▸ Exercise description
Search the material below for the string "across" and list each line that holds it.

Collected data
◆ ◆ ◆ ◆ ◆

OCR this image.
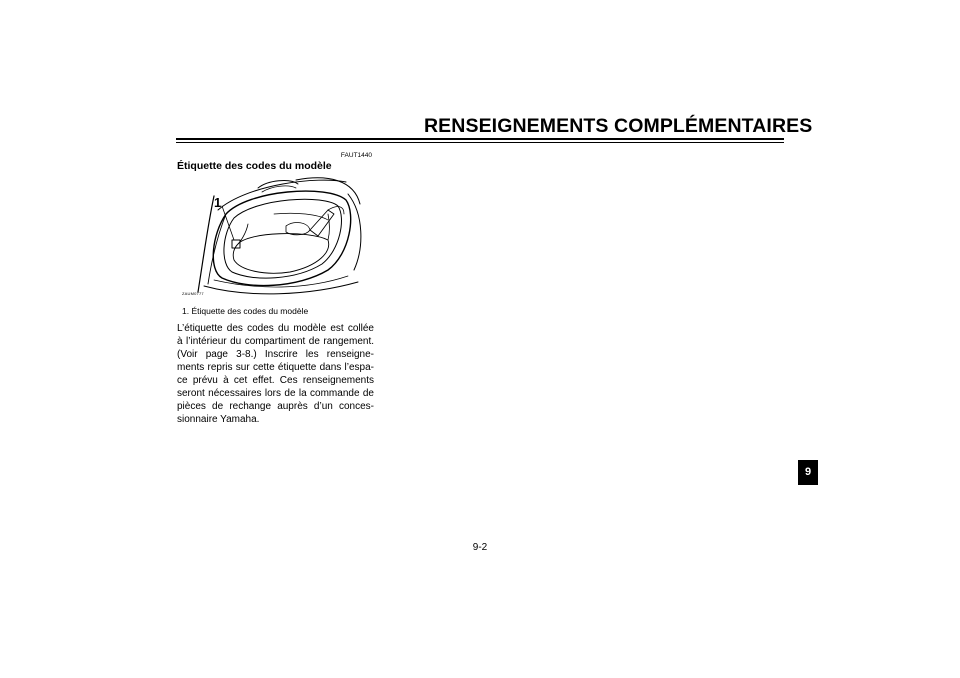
RENSEIGNEMENTS COMPLÉMENTAIRES
FAUT1440
Étiquette des codes du modèle
1
ZAUM0777
1. Étiquette des codes du modèle
L’étiquette des codes du modèle est collée
à l’intérieur du compartiment de rangement.
(Voir page 3-8.) Inscrire les renseigne-
ments repris sur cette étiquette dans l’espa-
ce prévu à cet effet. Ces renseignements
seront nécessaires lors de la commande de
pièces de rechange auprès d’un conces-
sionnaire Yamaha.
9
9-2
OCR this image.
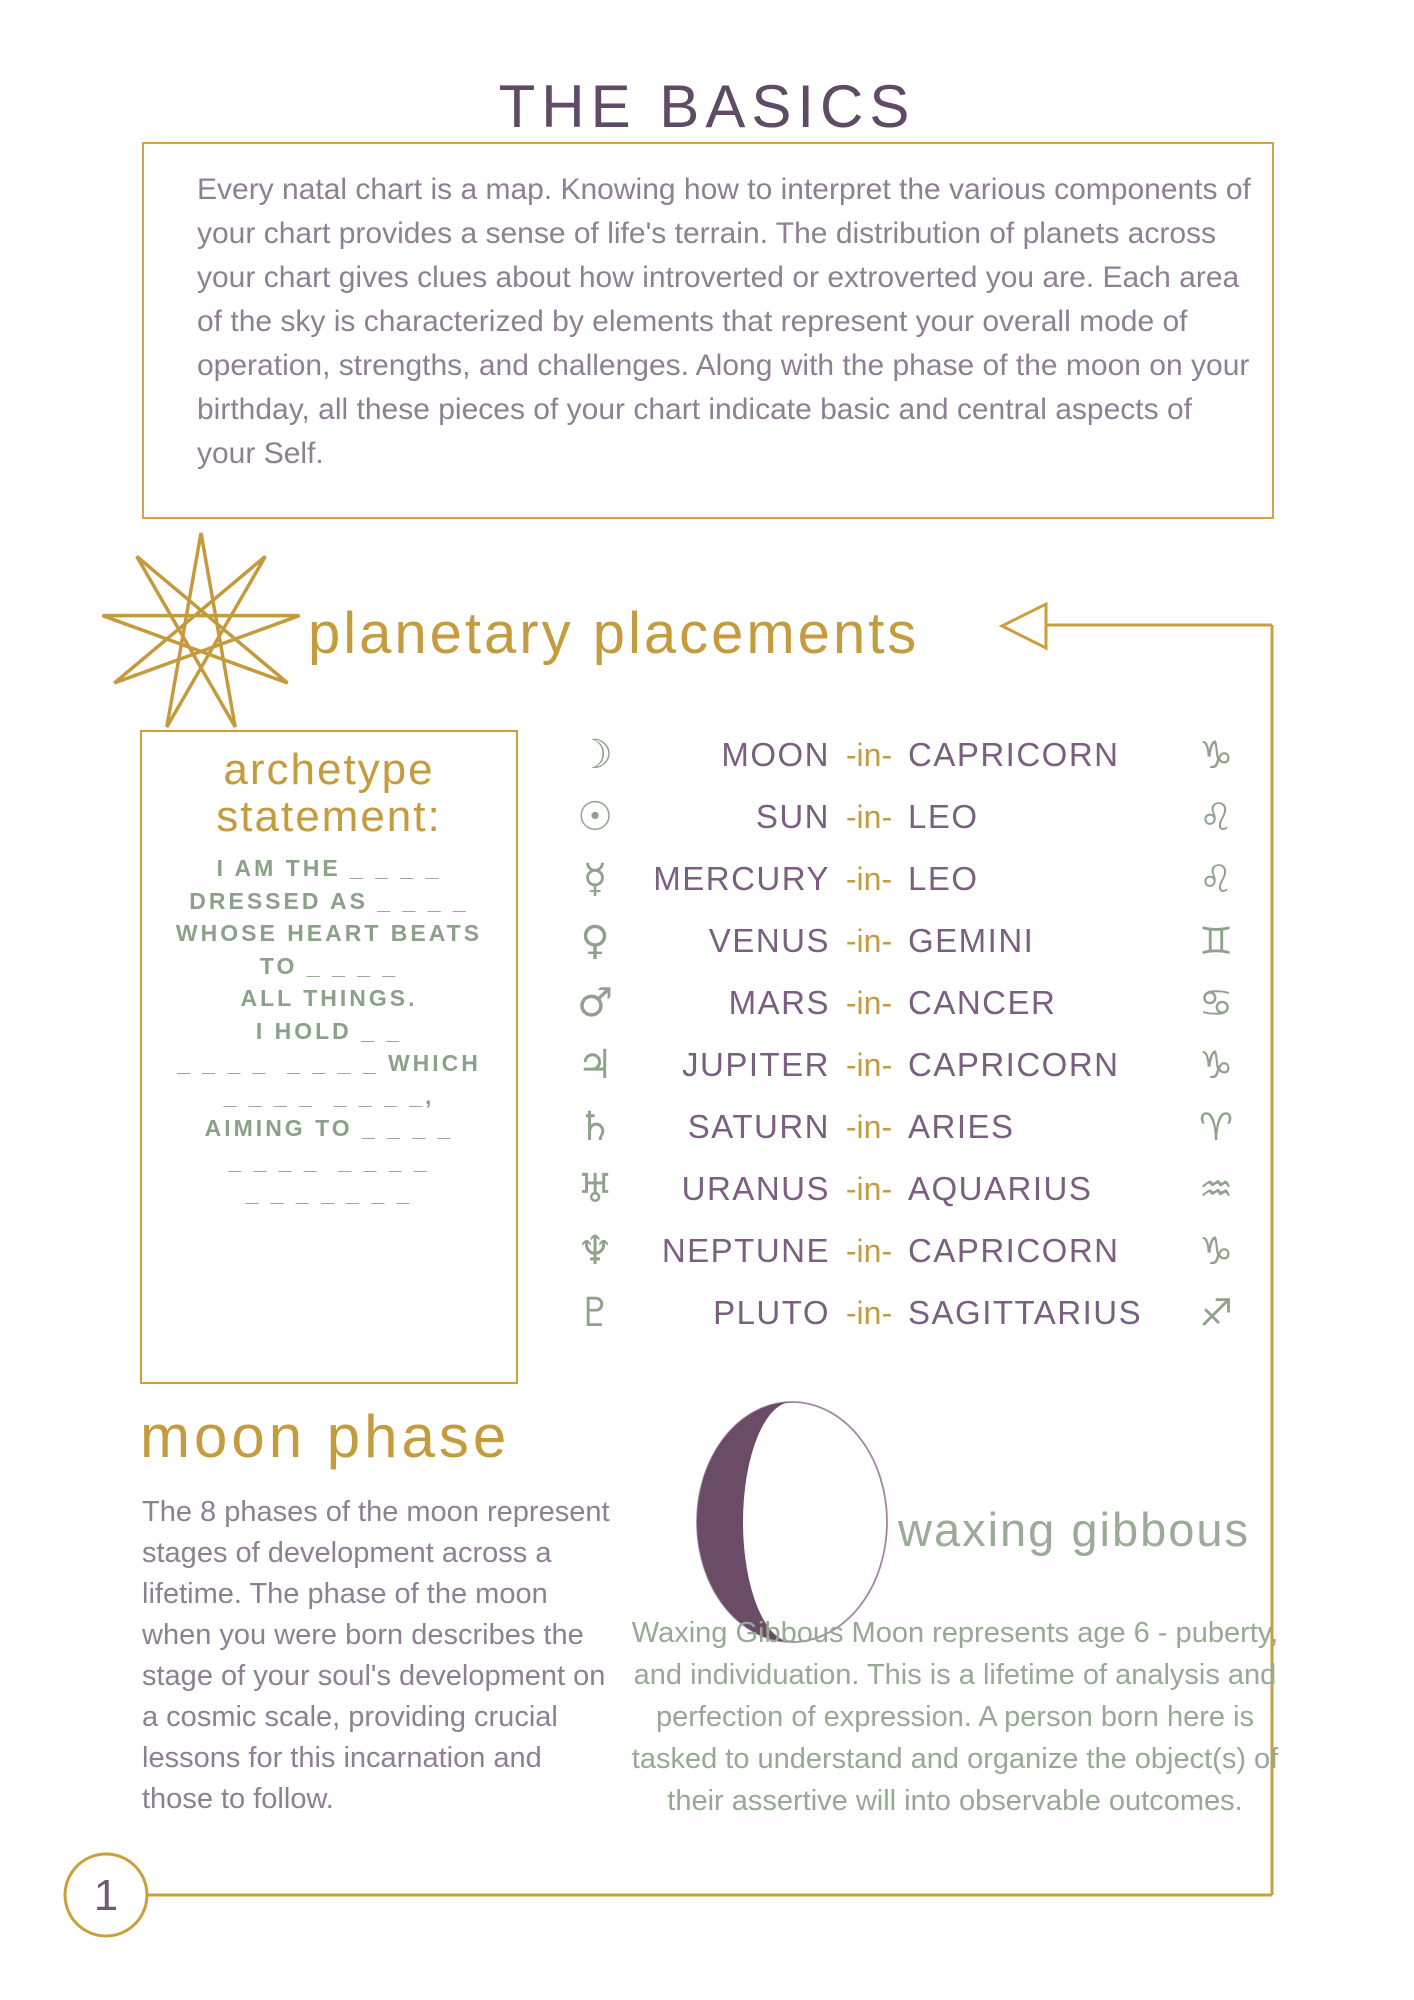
THE BASICS
Every natal chart is a map. Knowing how to interpret the various components of your chart provides a sense of life's terrain. The distribution of planets across your chart gives clues about how introverted or extroverted you are. Each area of the sky is characterized by elements that represent your overall mode of operation, strengths, and challenges. Along with the phase of the moon on your birthday, all these pieces of your chart indicate basic and central aspects of your Self.
planetary placements
archetype
statement:
I AM THE _ _ _ _
DRESSED AS _ _ _ _
WHOSE HEART BEATS
TO _ _ _ _
ALL THINGS.
I HOLD _ _
_ _ _ _  _ _ _ _ WHICH
_ _ _ _  _ _ _ _,
AIMING TO _ _ _ _
_ _ _ _  _ _ _ _
_ _ _ _ _ _ _
☽	MOON -in- CAPRICORN	♑
☉	SUN -in- LEO	♌
☿	MERCURY -in- LEO	♌
♀	VENUS -in- GEMINI	♊
♂	MARS -in- CANCER	♋
♃	JUPITER -in- CAPRICORN	♑
♄	SATURN -in- ARIES	♈
♅	URANUS -in- AQUARIUS	♒
♆	NEPTUNE -in- CAPRICORN	♑
♇	PLUTO -in- SAGITTARIUS	♐
moon phase
The 8 phases of the moon represent stages of development across a lifetime. The phase of the moon when you were born describes the stage of your soul's development on a cosmic scale, providing crucial lessons for this incarnation and those to follow.
waxing gibbous
Waxing Gibbous Moon represents age 6 - puberty, and individuation. This is a lifetime of analysis and perfection of expression. A person born here is tasked to understand and organize the object(s) of their assertive will into observable outcomes.
1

◆ ◆ ◆ ◆ ◆

▸ Written response
Every natal chart is a map. Knowing how to interpret the various components of your chart provides a sense of life's terrain. The distribution of planets across your chart gives clues about how introverted or extroverted you are. Each area of the sky is characterized by elements that represent your overall mode of operation, strengths, and challenges. Along with the phase of the moon on your birthday, all these pieces of your chart indicate basic and central aspects of your Self.
The 8 phases of the moon represent stages of development across a lifetime. The phase of the moon when you were born describes the stage of your soul's development on a cosmic scale, providing crucial lessons for this incarnation and those to follow.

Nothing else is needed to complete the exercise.